#### WORK TO BE COMPLETED:
Rewrite the brownie guide starting with "To demonstrate this, we" and going on through "a crackly crust.", changing "granulated sugar" to "white sugar".

#### TEXT EXCERPT:
((
Brownies are easy to make: Simply stir together a few ingredients—flour, butter and/or oil, eggs, sugar, chocolate, vanilla, and salt—transfer the batter to a pan, and bake. But that doesn’t mean that a little know-how can’t help you make them even better and produce exactly the kind of texture you’re looking for.
What You'll Learn
- How to Get a Shiny, Crackly Top on Brownies
- How to Make Chewy Brownies
- How to Make Ultra Chocolatey Brownies
- The Best Pans for Baking Brownies
- How to Know When Brownies Are Done
- How to Use Up Leftover Brownies
- The Best Brownie Recipes
- The Best Boxed Brownie Mix
How to Get a Shiny, Crackly Top on Brownies
A glossy, crackly top is one of the hallmarks of a great brownie, but achieving it can be elusive. The type of sweetener is what makes the difference.
To demonstrate this, we baked three batches of brownies, one sweetened with granulated sugar, one sweetened with brown sugar, and a third with brown sugar and corn syrup. Only the brownies made with granulated sugar took on an attractive sheen and a crackly crust.
))
#### STORED ROWS:
((
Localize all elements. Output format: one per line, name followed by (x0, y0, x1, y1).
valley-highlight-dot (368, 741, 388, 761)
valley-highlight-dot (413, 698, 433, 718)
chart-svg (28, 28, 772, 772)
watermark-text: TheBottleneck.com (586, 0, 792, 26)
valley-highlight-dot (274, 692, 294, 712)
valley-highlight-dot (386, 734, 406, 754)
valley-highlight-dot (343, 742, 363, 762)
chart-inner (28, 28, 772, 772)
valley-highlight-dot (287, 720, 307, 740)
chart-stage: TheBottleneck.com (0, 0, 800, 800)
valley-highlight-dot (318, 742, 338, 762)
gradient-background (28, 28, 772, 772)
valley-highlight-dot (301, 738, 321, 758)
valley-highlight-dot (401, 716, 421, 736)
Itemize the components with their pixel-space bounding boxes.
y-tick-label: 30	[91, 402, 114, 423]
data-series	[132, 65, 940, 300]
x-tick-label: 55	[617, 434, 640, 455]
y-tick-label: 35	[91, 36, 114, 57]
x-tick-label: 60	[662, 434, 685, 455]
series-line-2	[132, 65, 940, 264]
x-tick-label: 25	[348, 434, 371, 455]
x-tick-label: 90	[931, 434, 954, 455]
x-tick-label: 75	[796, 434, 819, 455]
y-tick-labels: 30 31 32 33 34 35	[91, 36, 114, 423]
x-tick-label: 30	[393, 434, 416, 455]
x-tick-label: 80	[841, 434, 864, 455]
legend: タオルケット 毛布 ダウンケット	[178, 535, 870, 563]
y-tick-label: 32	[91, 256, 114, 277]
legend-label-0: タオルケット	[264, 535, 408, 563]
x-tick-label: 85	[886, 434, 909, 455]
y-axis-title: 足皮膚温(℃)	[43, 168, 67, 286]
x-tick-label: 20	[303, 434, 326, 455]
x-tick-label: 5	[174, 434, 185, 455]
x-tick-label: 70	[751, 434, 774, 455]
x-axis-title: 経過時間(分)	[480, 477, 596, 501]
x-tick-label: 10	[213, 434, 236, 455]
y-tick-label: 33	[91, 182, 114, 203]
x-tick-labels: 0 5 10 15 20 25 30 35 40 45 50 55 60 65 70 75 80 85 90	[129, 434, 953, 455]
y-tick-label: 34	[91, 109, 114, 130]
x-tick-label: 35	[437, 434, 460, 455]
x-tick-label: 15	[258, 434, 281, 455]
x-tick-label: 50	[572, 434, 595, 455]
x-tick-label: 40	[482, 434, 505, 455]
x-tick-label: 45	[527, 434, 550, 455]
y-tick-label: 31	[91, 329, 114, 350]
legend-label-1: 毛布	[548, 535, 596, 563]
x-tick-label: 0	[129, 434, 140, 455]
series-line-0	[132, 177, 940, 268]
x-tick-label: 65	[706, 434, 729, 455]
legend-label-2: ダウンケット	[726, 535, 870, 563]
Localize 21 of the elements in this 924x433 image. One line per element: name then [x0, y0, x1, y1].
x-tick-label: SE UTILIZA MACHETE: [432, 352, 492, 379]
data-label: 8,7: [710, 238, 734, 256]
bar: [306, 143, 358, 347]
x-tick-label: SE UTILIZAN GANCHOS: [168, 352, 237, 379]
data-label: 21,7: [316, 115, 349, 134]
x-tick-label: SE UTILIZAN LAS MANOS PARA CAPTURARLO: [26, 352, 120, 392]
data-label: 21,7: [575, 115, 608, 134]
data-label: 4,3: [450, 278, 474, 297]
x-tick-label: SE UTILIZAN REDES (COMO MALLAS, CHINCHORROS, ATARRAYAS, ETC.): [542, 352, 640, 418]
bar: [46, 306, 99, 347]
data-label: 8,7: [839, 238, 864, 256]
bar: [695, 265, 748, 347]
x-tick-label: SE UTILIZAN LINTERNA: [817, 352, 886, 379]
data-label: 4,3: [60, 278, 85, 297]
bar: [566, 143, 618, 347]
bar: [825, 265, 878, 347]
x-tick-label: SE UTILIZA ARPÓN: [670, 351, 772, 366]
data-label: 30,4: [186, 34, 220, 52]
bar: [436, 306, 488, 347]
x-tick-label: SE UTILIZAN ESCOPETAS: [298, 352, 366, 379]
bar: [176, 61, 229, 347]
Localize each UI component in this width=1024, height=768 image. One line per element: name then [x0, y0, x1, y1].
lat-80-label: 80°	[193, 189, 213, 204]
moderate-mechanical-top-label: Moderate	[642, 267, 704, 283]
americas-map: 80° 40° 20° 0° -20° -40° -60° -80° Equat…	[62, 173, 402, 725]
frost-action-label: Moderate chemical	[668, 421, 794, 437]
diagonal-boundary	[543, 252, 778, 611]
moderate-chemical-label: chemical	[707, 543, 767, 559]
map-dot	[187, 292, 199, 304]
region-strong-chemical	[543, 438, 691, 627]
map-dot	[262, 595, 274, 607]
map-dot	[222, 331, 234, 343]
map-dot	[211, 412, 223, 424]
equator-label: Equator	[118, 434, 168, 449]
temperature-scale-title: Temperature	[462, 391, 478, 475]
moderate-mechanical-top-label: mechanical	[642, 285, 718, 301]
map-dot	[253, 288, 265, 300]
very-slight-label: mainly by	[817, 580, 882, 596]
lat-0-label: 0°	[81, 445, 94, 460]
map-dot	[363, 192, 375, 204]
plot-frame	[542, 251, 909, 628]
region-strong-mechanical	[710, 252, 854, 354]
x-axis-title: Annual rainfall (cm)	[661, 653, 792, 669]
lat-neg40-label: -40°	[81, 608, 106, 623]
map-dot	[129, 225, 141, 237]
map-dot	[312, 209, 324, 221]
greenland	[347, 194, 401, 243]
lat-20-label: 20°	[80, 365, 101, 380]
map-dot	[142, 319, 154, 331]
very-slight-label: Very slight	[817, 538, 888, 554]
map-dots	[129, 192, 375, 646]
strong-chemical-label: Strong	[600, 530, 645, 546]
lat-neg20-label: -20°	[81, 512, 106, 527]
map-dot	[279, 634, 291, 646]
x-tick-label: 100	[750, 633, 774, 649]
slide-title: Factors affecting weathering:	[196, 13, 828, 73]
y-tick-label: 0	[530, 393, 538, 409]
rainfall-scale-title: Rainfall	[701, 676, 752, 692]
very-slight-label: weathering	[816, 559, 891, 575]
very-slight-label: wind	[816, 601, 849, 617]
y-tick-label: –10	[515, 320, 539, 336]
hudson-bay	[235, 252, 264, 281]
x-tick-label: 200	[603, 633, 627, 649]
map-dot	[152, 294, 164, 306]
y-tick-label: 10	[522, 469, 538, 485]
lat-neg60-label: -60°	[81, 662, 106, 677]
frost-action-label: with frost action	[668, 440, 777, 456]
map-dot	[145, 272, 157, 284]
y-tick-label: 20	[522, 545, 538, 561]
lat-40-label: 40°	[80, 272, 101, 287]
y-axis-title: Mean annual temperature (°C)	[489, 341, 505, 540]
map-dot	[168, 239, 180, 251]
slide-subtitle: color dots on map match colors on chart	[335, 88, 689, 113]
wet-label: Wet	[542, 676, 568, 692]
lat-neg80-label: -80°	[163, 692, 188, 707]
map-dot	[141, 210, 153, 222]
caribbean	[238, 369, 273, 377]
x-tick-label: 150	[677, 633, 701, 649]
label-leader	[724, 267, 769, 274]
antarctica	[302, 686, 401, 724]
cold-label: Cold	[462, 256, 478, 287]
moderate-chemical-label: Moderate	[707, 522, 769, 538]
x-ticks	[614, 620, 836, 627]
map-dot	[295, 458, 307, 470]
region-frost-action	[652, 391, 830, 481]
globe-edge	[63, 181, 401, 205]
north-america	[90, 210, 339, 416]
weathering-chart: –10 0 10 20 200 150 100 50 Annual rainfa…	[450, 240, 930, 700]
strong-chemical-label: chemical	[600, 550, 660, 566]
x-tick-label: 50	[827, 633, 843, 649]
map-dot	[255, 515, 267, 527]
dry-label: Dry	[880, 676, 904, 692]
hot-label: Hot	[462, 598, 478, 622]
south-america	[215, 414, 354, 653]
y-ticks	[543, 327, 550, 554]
))
#### SOLUTION TO THE EXERCISE:
To demonstrate this, we baked three batches of brownies, one sweetened with white sugar, one sweetened with brown sugar, and a third with brown sugar and corn syrup. Only the brownies made with white sugar took on an attractive sheen and a crackly crust.